TASK TO COMPLETE:
Your copy of the material below should match it exactly, except that it holds no pictures.

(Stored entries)
══════
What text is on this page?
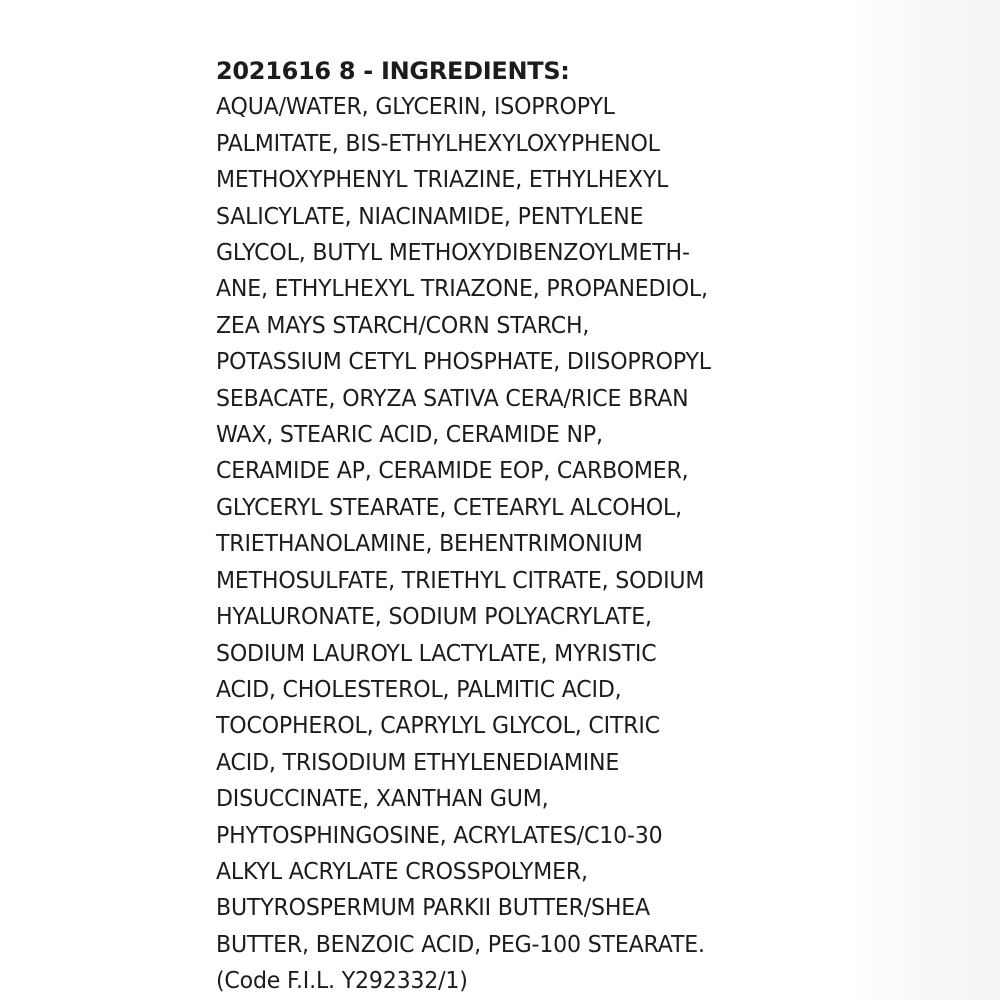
2021616 8 - INGREDIENTS:

AQUA/WATER, GLYCERIN, ISOPROPYL

PALMITATE, BIS-ETHYLHEXYLOXYPHENOL

METHOXYPHENYL TRIAZINE, ETHYLHEXYL

SALICYLATE, NIACINAMIDE, PENTYLENE

GLYCOL, BUTYL METHOXYDIBENZOYLMETH-

ANE, ETHYLHEXYL TRIAZONE, PROPANEDIOL,

ZEA MAYS STARCH/CORN STARCH,

POTASSIUM CETYL PHOSPHATE, DIISOPROPYL

SEBACATE, ORYZA SATIVA CERA/RICE BRAN

WAX, STEARIC ACID, CERAMIDE NP,

CERAMIDE AP, CERAMIDE EOP, CARBOMER,

GLYCERYL STEARATE, CETEARYL ALCOHOL,

TRIETHANOLAMINE, BEHENTRIMONIUM

METHOSULFATE, TRIETHYL CITRATE, SODIUM

HYALURONATE, SODIUM POLYACRYLATE,

SODIUM LAUROYL LACTYLATE, MYRISTIC

ACID, CHOLESTEROL, PALMITIC ACID,

TOCOPHEROL, CAPRYLYL GLYCOL, CITRIC

ACID, TRISODIUM ETHYLENEDIAMINE

DISUCCINATE, XANTHAN GUM,

PHYTOSPHINGOSINE, ACRYLATES/C10-30

ALKYL ACRYLATE CROSSPOLYMER,

BUTYROSPERMUM PARKII BUTTER/SHEA

BUTTER, BENZOIC ACID, PEG-100 STEARATE.

(Code F.I.L. Y292332/1)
══════
RESPONSE:
What text is on this page?
2021616 8 - INGREDIENTS:

AQUA/WATER, GLYCERIN, ISOPROPYL

PALMITATE, BIS-ETHYLHEXYLOXYPHENOL

METHOXYPHENYL TRIAZINE, ETHYLHEXYL

SALICYLATE, NIACINAMIDE, PENTYLENE

GLYCOL, BUTYL METHOXYDIBENZOYLMETH-

ANE, ETHYLHEXYL TRIAZONE, PROPANEDIOL,

ZEA MAYS STARCH/CORN STARCH,

POTASSIUM CETYL PHOSPHATE, DIISOPROPYL

SEBACATE, ORYZA SATIVA CERA/RICE BRAN

WAX, STEARIC ACID, CERAMIDE NP,

CERAMIDE AP, CERAMIDE EOP, CARBOMER,

GLYCERYL STEARATE, CETEARYL ALCOHOL,

TRIETHANOLAMINE, BEHENTRIMONIUM

METHOSULFATE, TRIETHYL CITRATE, SODIUM

HYALURONATE, SODIUM POLYACRYLATE,

SODIUM LAUROYL LACTYLATE, MYRISTIC

ACID, CHOLESTEROL, PALMITIC ACID,

TOCOPHEROL, CAPRYLYL GLYCOL, CITRIC

ACID, TRISODIUM ETHYLENEDIAMINE

DISUCCINATE, XANTHAN GUM,

PHYTOSPHINGOSINE, ACRYLATES/C10-30

ALKYL ACRYLATE CROSSPOLYMER,

BUTYROSPERMUM PARKII BUTTER/SHEA

BUTTER, BENZOIC ACID, PEG-100 STEARATE.

(Code F.I.L. Y292332/1)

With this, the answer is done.